■ **EXERCISE**: Scan the data for "Sesi" and copy the lines it appears in.

━━━━━━━━

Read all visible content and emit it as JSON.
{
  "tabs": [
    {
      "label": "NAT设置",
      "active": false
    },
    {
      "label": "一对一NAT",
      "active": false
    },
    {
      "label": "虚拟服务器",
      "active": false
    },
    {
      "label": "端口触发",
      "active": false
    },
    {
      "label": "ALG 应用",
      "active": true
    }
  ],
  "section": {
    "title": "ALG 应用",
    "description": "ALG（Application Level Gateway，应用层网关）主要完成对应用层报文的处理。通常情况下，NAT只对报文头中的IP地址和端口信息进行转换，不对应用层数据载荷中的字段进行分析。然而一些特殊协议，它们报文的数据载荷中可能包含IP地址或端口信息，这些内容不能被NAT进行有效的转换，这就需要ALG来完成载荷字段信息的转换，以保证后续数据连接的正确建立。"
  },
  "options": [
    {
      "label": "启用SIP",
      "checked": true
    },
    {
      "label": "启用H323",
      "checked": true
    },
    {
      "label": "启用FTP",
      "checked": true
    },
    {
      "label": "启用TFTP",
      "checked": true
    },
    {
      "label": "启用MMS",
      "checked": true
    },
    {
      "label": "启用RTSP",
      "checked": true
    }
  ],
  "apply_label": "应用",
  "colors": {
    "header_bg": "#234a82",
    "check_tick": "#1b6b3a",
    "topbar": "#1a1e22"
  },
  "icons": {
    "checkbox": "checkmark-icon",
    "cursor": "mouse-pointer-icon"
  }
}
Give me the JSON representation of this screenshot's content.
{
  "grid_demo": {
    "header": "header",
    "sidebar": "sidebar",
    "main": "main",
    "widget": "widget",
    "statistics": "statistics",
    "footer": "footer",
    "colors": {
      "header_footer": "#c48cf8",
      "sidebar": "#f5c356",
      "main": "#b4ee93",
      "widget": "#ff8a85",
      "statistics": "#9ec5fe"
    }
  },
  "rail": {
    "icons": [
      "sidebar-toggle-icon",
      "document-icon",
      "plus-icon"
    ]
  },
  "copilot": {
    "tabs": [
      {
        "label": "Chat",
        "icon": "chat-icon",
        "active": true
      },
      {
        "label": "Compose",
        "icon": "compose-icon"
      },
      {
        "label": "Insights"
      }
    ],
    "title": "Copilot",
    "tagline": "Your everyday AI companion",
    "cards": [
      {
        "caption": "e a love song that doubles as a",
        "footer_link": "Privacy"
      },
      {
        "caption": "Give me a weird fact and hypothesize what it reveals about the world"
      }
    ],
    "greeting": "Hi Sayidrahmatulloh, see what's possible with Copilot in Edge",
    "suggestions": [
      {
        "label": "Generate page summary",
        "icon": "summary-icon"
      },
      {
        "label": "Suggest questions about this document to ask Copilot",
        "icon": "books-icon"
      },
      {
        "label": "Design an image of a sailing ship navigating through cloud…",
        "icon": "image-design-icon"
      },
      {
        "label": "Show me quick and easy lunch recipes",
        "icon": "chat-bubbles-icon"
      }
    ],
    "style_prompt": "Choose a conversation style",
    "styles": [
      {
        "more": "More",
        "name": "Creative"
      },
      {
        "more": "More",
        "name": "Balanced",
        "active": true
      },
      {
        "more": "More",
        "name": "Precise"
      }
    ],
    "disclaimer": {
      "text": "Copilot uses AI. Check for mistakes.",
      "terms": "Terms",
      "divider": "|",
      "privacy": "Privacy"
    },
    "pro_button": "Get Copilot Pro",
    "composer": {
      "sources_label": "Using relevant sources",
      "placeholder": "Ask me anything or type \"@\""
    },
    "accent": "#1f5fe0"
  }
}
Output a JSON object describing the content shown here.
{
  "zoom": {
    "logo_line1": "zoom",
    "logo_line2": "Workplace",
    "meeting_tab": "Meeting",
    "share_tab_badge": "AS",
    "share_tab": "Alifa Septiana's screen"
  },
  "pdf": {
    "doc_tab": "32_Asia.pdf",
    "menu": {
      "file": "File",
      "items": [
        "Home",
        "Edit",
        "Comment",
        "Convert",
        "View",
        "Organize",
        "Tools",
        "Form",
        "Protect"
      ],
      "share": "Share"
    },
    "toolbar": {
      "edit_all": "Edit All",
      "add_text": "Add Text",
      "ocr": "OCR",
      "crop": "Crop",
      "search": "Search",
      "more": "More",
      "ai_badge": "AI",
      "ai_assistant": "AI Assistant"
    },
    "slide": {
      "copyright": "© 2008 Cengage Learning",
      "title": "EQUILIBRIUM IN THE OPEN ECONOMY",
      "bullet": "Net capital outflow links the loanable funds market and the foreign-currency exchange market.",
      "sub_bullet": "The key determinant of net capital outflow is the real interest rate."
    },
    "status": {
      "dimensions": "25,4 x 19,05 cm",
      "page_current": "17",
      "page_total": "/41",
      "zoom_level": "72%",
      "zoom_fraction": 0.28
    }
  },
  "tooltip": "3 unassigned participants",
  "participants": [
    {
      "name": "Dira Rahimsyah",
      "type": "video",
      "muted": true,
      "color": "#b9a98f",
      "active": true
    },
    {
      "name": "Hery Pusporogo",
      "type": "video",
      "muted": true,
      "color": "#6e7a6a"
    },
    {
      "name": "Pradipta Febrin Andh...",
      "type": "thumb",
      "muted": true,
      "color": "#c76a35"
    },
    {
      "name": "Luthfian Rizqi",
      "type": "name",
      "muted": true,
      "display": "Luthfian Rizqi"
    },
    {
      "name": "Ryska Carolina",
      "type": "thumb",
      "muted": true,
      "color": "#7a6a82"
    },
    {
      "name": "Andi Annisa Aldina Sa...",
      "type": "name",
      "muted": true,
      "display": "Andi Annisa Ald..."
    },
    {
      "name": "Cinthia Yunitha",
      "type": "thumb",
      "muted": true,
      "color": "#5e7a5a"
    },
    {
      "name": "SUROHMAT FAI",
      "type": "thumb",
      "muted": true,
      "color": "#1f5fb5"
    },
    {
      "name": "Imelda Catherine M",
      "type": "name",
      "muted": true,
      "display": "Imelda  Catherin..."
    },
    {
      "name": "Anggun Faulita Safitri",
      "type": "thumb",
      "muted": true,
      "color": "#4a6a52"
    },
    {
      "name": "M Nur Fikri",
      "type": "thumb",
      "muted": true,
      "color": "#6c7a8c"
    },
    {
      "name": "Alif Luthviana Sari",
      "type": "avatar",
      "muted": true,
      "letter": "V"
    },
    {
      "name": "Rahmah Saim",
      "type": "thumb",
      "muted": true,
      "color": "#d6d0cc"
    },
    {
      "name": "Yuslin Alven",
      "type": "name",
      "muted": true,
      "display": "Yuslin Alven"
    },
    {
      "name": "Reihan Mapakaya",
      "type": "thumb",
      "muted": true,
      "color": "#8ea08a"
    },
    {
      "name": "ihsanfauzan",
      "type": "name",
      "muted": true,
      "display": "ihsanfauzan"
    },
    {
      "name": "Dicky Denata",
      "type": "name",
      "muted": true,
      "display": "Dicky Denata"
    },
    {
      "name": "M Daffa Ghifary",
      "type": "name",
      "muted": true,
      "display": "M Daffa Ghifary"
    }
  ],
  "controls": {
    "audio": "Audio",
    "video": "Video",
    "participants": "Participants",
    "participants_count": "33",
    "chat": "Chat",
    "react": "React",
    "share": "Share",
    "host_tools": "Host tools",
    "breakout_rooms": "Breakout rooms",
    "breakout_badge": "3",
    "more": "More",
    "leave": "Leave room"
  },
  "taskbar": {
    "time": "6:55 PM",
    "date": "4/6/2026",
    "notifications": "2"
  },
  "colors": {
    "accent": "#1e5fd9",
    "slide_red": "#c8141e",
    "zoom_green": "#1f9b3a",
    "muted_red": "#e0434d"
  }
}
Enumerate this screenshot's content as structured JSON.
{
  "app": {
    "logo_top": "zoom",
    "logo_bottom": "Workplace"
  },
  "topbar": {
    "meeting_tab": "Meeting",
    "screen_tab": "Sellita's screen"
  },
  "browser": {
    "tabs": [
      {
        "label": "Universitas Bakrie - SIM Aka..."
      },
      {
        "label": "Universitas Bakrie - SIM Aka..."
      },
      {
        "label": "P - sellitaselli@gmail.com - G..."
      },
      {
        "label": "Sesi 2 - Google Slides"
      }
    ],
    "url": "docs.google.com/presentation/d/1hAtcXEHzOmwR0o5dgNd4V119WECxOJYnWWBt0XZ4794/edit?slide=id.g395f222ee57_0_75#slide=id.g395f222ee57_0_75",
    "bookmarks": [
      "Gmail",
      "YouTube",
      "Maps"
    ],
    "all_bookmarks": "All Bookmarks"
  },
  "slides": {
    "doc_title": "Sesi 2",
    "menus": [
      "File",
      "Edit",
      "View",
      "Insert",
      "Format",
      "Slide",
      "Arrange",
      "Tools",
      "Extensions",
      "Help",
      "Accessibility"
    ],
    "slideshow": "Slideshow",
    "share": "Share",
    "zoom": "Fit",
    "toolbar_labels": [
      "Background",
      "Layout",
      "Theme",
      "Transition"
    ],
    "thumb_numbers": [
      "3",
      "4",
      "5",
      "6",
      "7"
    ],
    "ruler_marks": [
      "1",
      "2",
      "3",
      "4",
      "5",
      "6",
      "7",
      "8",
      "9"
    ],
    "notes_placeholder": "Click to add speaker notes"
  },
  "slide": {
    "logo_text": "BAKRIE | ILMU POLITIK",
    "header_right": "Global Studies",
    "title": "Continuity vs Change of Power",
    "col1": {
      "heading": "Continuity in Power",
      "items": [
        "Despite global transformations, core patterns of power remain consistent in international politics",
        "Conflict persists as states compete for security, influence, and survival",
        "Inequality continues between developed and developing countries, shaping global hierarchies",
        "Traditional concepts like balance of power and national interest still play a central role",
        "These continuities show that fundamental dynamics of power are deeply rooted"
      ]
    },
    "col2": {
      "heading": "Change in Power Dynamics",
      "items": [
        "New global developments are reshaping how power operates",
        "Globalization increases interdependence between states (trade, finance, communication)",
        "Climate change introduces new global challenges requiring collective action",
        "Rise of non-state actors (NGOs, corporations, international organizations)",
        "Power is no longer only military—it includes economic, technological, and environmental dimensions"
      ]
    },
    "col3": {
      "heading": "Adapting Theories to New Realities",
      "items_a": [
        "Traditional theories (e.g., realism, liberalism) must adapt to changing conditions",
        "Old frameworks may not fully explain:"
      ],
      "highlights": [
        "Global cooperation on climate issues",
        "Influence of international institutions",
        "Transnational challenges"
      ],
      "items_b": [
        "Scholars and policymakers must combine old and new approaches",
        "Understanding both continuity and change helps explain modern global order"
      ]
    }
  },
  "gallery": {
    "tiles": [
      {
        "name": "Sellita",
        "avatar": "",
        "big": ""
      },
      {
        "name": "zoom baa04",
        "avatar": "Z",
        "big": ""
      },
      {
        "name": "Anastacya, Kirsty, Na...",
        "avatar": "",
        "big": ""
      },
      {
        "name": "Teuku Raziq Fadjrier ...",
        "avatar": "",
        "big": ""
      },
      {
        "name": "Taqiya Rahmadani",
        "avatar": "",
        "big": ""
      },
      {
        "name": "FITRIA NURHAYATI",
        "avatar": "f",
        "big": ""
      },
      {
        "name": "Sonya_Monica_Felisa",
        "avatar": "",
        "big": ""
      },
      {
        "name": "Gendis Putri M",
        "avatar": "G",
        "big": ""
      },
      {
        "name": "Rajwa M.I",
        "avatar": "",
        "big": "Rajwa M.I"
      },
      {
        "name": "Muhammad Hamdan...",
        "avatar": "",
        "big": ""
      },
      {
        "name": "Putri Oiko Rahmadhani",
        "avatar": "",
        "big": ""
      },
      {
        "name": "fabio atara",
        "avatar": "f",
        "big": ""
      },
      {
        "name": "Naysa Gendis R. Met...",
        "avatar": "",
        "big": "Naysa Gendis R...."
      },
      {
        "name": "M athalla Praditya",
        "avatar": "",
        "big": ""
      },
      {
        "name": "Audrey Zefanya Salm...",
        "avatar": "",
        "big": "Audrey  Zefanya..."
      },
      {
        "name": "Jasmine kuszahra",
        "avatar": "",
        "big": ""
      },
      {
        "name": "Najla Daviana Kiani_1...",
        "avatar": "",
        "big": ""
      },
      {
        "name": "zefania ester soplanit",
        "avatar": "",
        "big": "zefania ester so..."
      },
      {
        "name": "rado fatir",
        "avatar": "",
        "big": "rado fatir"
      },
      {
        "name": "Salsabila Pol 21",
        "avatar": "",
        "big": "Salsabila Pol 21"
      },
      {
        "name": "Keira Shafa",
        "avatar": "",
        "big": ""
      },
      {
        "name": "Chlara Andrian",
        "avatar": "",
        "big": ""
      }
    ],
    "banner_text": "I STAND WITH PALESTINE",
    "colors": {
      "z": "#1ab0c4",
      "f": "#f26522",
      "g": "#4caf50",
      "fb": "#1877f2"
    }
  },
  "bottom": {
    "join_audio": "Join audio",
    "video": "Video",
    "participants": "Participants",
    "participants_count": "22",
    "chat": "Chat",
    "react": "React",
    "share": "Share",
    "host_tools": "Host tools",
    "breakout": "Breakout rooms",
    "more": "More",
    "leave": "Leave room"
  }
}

━━━━━━━━

■ **RESULT FOR THIS TASK**:
        "label": "Sesi 2 - Google Slides"
    "doc_title": "Sesi 2",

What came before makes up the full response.